WRITTEN REQUEST ->
Provide the number of lines where the word "JSON" occurs, and no other text.

TASK MATERIAL ->
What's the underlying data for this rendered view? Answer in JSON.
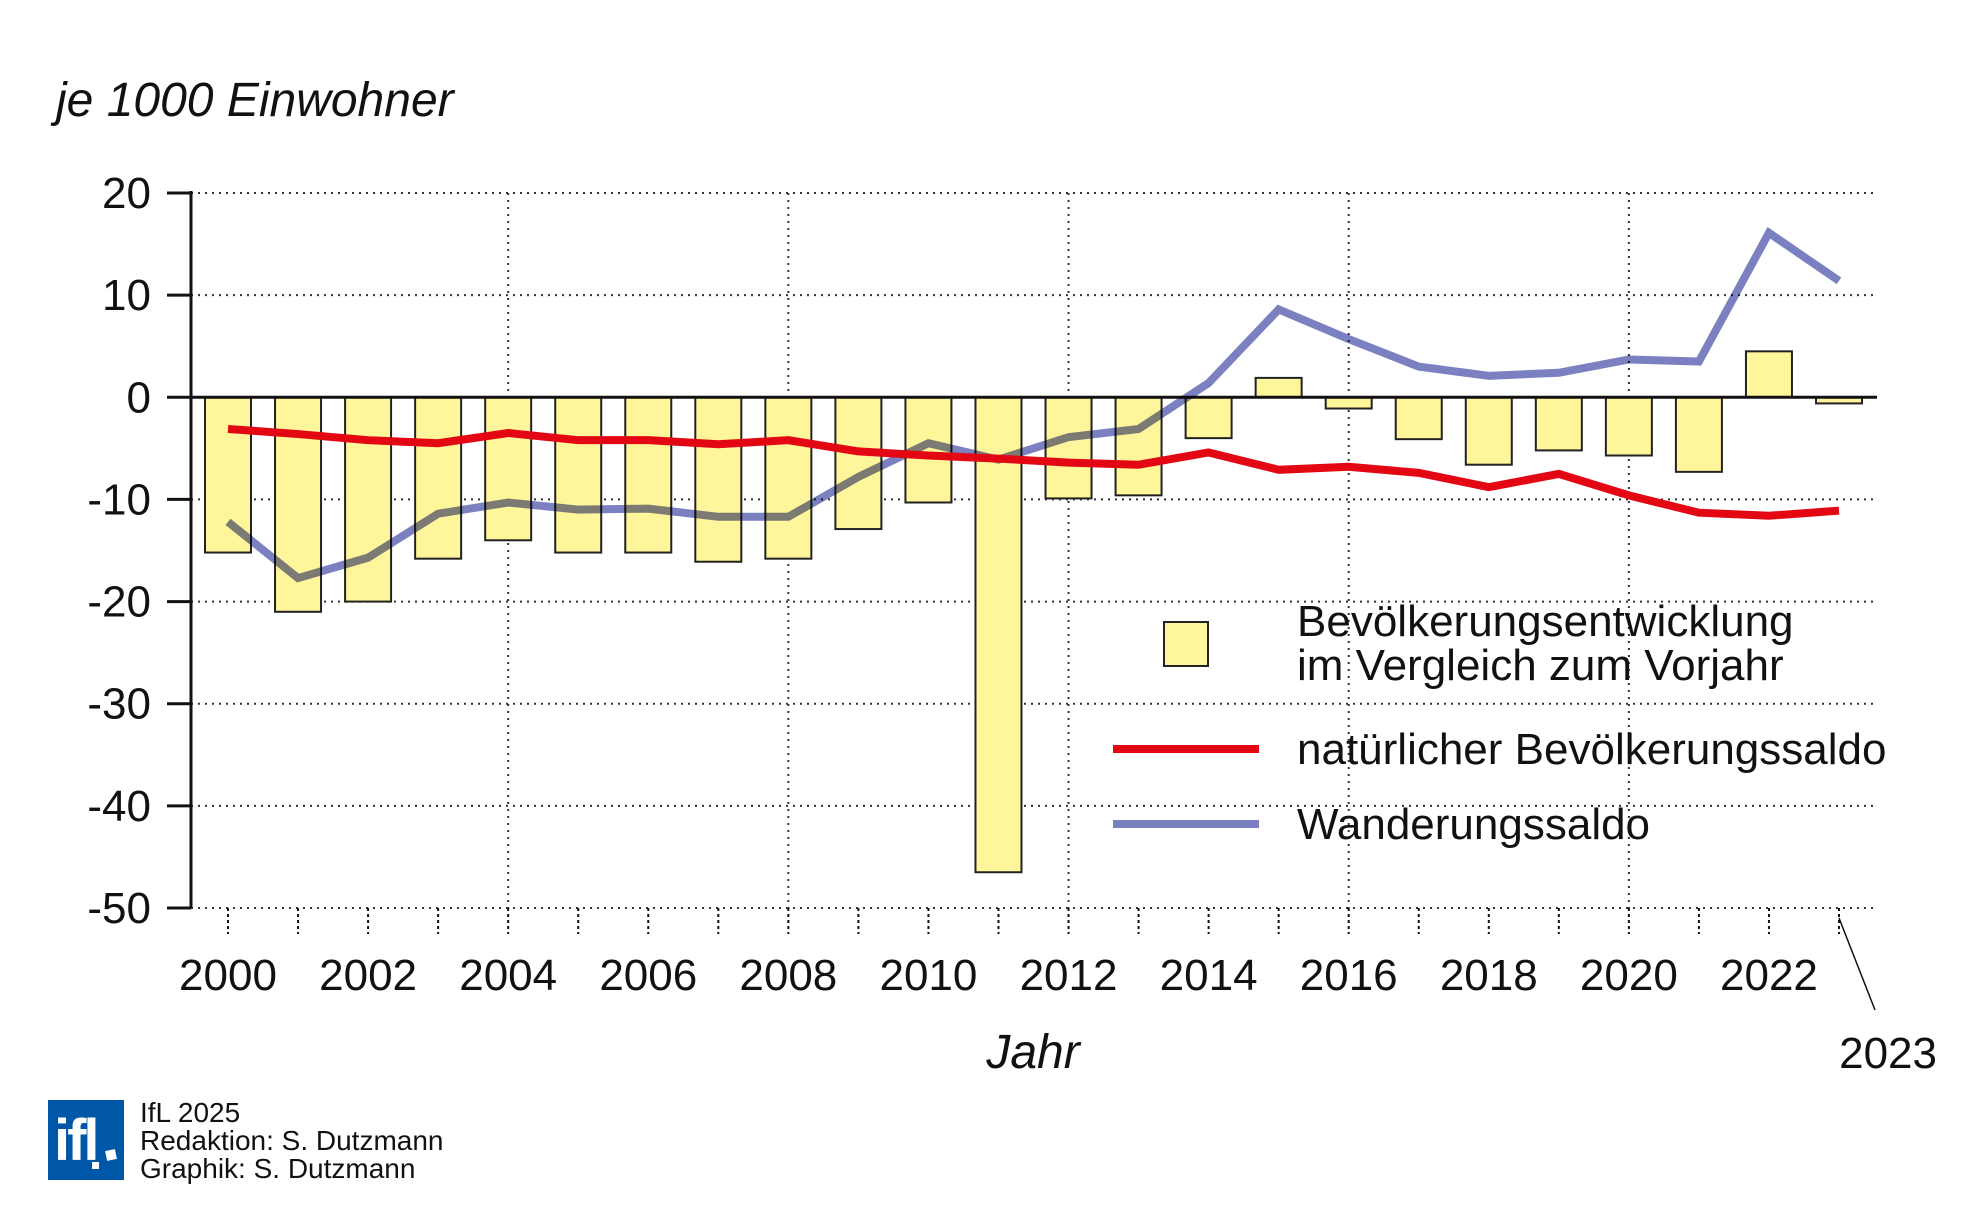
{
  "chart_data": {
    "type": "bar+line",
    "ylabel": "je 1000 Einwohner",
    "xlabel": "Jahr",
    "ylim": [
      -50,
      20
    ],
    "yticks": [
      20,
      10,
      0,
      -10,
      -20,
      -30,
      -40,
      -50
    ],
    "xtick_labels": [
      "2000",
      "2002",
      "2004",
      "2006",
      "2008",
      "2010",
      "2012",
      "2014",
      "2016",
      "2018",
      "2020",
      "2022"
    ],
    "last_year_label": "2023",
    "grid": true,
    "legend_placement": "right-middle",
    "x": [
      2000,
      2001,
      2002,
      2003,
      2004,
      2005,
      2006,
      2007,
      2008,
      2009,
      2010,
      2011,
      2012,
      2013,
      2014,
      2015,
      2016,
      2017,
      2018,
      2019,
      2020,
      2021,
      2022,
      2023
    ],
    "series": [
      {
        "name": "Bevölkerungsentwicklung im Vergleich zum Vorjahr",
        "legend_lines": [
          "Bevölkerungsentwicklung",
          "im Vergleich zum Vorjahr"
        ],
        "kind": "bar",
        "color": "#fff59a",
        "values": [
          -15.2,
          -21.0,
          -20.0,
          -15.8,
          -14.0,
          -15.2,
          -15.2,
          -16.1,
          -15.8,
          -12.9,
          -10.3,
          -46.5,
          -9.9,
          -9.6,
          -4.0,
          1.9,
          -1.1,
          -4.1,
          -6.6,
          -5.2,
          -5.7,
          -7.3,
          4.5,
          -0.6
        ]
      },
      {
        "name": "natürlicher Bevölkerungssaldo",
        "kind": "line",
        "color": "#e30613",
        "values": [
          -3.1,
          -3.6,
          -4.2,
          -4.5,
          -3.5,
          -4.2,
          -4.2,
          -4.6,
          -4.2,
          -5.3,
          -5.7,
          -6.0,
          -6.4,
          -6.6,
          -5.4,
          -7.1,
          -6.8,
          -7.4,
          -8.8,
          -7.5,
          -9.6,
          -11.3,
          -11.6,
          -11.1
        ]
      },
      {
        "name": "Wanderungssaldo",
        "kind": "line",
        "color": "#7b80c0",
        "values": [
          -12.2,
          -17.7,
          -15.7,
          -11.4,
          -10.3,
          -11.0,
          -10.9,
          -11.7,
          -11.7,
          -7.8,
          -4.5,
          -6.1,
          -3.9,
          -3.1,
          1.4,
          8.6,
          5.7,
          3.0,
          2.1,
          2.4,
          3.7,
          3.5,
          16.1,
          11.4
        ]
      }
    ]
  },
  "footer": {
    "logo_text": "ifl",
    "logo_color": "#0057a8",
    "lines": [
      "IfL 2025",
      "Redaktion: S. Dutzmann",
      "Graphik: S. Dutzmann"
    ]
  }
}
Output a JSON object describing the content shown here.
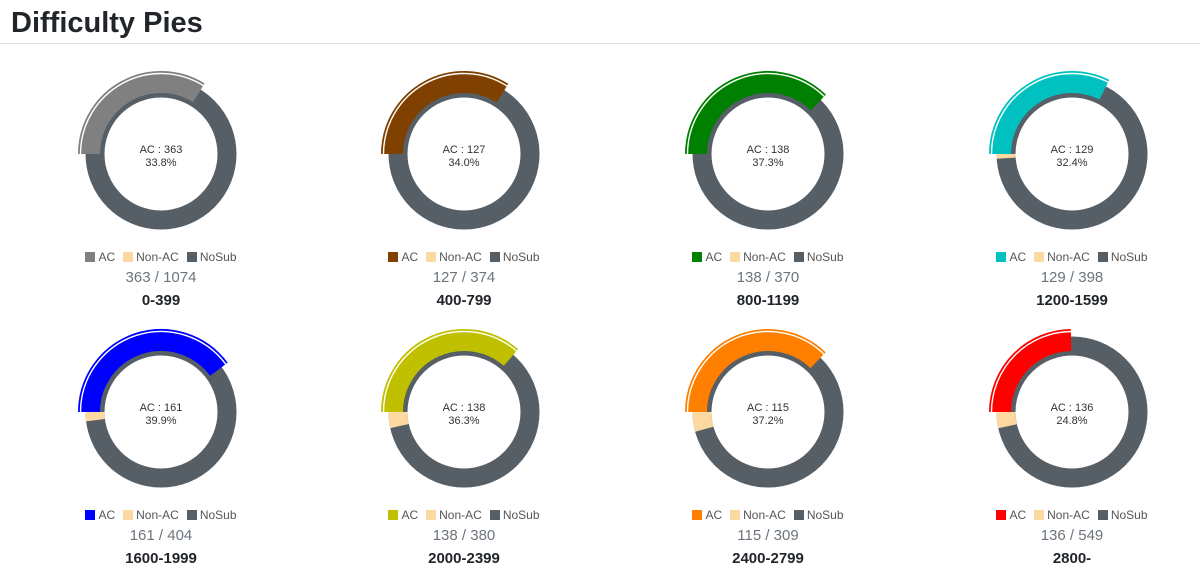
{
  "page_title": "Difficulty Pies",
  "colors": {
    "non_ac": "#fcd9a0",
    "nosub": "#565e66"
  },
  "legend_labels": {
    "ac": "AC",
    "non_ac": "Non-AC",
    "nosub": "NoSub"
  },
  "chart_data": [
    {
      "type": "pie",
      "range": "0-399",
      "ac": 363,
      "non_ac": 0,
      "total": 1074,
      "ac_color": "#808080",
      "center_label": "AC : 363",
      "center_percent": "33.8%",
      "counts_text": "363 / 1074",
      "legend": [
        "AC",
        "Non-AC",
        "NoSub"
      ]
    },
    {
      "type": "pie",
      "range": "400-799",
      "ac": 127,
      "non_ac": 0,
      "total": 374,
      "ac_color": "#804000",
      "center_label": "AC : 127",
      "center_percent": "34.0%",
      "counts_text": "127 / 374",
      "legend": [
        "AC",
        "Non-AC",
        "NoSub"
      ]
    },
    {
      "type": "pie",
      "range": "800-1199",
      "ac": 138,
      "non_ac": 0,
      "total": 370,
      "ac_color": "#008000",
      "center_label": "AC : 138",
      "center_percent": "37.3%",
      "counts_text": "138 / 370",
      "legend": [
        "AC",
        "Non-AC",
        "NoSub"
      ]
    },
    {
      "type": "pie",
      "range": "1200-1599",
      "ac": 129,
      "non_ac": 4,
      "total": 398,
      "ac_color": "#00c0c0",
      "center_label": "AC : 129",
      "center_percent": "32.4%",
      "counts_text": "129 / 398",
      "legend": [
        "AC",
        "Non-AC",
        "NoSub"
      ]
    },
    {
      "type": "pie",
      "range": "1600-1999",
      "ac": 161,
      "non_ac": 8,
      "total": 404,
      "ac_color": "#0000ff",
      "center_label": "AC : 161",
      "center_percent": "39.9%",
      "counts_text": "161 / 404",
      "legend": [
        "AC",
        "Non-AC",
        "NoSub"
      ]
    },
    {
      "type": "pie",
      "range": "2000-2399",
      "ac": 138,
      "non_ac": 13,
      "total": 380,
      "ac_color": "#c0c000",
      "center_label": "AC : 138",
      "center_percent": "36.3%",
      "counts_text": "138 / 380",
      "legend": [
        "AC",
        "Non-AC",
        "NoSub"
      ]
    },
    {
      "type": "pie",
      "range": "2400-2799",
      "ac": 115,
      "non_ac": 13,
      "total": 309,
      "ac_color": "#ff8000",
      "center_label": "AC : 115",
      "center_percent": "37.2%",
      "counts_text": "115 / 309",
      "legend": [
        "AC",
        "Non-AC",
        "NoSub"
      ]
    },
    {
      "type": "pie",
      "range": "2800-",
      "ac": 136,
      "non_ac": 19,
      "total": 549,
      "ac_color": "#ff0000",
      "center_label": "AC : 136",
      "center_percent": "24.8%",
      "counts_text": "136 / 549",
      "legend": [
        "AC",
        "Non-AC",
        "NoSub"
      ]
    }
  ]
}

RESPONSE FOR THIS EXERCISE ->
2